**Written request**: Retype each record shown below, leaving every character as it is.

**Stored data**:

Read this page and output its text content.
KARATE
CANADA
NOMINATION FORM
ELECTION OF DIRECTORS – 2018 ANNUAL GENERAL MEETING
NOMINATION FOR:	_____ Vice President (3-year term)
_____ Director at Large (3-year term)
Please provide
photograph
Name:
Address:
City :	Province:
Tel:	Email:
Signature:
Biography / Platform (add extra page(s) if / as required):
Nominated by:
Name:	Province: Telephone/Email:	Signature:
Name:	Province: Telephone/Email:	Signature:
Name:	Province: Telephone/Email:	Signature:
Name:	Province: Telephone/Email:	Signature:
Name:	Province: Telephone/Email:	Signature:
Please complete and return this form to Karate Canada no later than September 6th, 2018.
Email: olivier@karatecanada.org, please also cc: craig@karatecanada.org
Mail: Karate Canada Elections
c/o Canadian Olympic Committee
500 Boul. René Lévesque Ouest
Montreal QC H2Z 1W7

**Result of this task**:
Read this page and output its text content.
KARATE
CANADA
NOMINATION FORM
ELECTION OF DIRECTORS – 2018 ANNUAL GENERAL MEETING
NOMINATION FOR:	_____ Vice President (3-year term)
_____ Director at Large (3-year term)
Please provide
photograph
Name:
Address:
City :	Province:
Tel:	Email:
Signature:
Biography / Platform (add extra page(s) if / as required):
Nominated by:
Name:	Province: Telephone/Email:	Signature:
Name:	Province: Telephone/Email:	Signature:
Name:	Province: Telephone/Email:	Signature:
Name:	Province: Telephone/Email:	Signature:
Name:	Province: Telephone/Email:	Signature:
Please complete and return this form to Karate Canada no later than September 6th, 2018.
Email: olivier@karatecanada.org, please also cc: craig@karatecanada.org
Mail: Karate Canada Elections
c/o Canadian Olympic Committee
500 Boul. René Lévesque Ouest
Montreal QC H2Z 1W7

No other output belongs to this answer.